• [Task description]: All entries are to be quoted exactly; the images stay out of the copy.
[start Information provided]
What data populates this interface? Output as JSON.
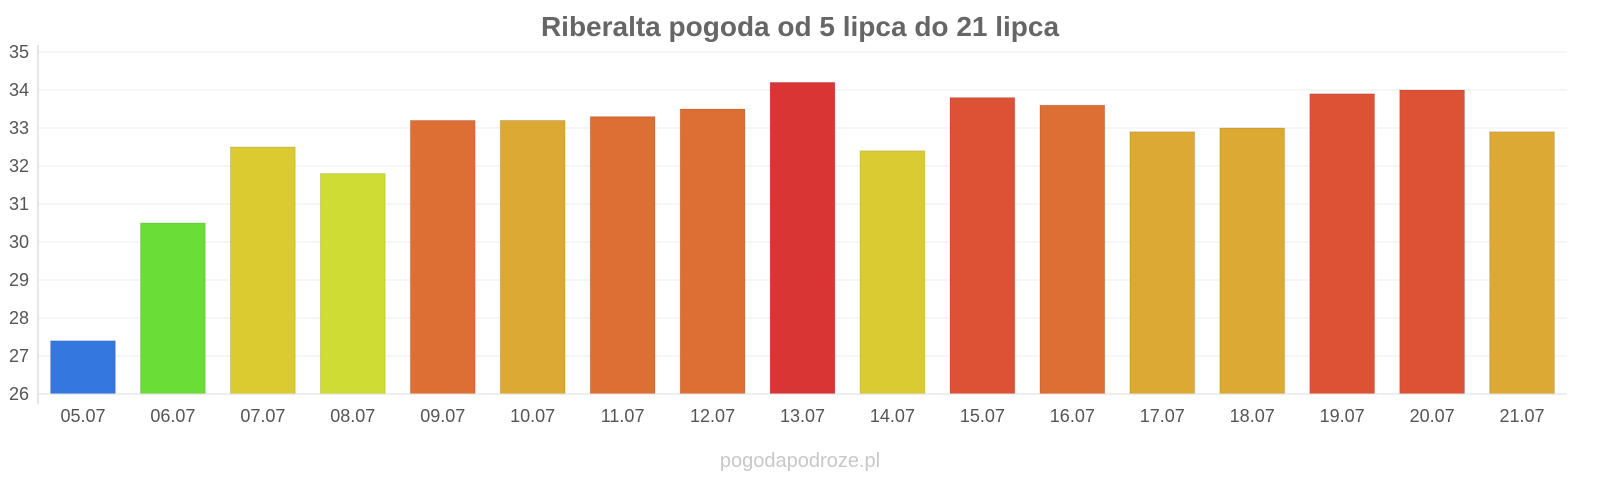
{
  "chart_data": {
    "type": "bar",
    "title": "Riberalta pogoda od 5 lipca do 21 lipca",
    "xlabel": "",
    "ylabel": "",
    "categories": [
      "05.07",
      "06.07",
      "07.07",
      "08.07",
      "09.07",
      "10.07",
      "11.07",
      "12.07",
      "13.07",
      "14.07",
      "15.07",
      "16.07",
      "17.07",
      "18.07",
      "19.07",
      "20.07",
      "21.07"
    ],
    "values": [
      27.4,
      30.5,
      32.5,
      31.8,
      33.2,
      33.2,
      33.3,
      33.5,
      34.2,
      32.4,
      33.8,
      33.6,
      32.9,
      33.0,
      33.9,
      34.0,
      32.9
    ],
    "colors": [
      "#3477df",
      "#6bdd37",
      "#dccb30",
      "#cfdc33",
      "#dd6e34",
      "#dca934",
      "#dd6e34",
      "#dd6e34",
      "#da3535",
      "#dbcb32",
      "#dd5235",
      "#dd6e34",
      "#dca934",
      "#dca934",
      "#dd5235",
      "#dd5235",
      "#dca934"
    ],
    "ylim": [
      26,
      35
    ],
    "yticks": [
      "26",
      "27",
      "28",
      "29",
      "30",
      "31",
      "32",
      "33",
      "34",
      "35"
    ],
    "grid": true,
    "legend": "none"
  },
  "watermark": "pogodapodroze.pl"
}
[end Information provided]
• [Solution to this problem]:
What data populates this interface? Output as JSON.
{
  "chart_data": {
    "type": "bar",
    "title": "Riberalta pogoda od 5 lipca do 21 lipca",
    "xlabel": "",
    "ylabel": "",
    "categories": [
      "05.07",
      "06.07",
      "07.07",
      "08.07",
      "09.07",
      "10.07",
      "11.07",
      "12.07",
      "13.07",
      "14.07",
      "15.07",
      "16.07",
      "17.07",
      "18.07",
      "19.07",
      "20.07",
      "21.07"
    ],
    "values": [
      27.4,
      30.5,
      32.5,
      31.8,
      33.2,
      33.2,
      33.3,
      33.5,
      34.2,
      32.4,
      33.8,
      33.6,
      32.9,
      33.0,
      33.9,
      34.0,
      32.9
    ],
    "colors": [
      "#3477df",
      "#6bdd37",
      "#dccb30",
      "#cfdc33",
      "#dd6e34",
      "#dca934",
      "#dd6e34",
      "#dd6e34",
      "#da3535",
      "#dbcb32",
      "#dd5235",
      "#dd6e34",
      "#dca934",
      "#dca934",
      "#dd5235",
      "#dd5235",
      "#dca934"
    ],
    "ylim": [
      26,
      35
    ],
    "yticks": [
      "26",
      "27",
      "28",
      "29",
      "30",
      "31",
      "32",
      "33",
      "34",
      "35"
    ],
    "grid": true,
    "legend": "none"
  },
  "watermark": "pogodapodroze.pl"
}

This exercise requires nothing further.